Select all lines with the string "document" in them, and copy those lines.

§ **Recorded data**
◇ ◇ ◇ ◇
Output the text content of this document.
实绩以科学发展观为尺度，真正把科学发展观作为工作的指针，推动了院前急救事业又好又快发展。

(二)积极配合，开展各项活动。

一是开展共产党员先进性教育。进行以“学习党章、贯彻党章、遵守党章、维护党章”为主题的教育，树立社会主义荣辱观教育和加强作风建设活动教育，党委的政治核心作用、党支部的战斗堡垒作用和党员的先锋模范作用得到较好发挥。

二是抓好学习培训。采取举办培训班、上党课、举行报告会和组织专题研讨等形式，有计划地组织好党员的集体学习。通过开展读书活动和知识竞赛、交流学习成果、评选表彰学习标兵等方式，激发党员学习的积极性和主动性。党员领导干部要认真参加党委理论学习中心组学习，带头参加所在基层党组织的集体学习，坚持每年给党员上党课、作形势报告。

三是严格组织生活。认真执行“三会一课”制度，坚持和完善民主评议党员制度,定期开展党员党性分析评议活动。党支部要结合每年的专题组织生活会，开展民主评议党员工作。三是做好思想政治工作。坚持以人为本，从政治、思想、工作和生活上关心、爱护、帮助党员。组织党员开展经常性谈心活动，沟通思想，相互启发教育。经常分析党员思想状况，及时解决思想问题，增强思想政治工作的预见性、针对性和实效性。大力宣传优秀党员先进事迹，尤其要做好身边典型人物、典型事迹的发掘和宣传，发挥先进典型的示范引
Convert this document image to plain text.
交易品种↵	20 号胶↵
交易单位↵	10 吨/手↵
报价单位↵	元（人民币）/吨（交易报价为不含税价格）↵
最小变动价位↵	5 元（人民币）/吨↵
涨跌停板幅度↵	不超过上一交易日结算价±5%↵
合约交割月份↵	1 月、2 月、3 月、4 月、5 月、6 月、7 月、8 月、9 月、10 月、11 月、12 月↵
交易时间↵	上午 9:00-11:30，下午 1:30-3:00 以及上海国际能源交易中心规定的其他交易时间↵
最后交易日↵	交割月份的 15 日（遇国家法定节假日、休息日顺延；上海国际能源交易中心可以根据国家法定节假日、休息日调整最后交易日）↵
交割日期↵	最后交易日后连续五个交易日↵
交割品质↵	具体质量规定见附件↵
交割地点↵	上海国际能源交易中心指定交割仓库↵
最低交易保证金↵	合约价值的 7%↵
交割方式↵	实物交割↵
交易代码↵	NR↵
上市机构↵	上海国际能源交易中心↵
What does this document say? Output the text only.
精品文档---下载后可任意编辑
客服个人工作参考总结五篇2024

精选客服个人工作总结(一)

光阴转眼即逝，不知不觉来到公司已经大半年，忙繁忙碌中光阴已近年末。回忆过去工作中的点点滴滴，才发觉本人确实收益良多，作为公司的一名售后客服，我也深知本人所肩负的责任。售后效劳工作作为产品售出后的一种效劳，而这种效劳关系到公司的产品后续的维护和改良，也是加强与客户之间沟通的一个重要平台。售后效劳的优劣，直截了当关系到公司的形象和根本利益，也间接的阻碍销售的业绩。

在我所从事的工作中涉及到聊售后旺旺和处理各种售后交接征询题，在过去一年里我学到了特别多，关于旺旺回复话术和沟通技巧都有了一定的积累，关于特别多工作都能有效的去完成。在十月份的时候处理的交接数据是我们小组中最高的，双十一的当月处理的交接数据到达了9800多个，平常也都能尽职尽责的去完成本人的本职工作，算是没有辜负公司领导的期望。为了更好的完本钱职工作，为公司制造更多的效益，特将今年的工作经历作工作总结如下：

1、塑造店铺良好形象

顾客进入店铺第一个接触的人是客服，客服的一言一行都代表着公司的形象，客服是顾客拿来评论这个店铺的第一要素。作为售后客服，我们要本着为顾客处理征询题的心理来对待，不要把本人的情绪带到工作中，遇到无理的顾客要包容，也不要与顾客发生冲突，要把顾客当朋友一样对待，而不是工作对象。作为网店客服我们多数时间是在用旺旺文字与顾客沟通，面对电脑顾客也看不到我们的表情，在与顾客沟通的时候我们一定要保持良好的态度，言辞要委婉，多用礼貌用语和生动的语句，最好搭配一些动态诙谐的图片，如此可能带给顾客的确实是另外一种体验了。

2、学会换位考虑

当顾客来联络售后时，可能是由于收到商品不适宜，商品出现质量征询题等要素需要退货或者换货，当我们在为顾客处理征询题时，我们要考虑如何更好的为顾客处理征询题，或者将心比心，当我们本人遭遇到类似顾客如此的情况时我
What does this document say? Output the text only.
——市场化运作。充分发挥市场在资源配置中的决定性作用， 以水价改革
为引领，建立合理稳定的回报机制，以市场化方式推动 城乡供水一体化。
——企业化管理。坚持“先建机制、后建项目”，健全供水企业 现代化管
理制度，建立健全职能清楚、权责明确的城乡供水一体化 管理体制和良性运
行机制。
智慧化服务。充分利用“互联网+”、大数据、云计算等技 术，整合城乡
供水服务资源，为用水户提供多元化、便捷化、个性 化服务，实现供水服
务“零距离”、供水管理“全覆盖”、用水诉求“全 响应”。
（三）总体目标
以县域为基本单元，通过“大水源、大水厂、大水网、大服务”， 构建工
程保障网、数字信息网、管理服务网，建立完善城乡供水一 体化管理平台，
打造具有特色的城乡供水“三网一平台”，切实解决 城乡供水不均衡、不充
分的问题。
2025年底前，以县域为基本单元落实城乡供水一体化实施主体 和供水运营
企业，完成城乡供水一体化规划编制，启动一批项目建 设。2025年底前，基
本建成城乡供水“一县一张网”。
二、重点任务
◇ ◇ ◇ ◇
§ **RIGHT ANSWER**
Output the text content of this document.
Convert this document image to plain text.
What does this document say? Output the text only.
What does this document say? Output the text only.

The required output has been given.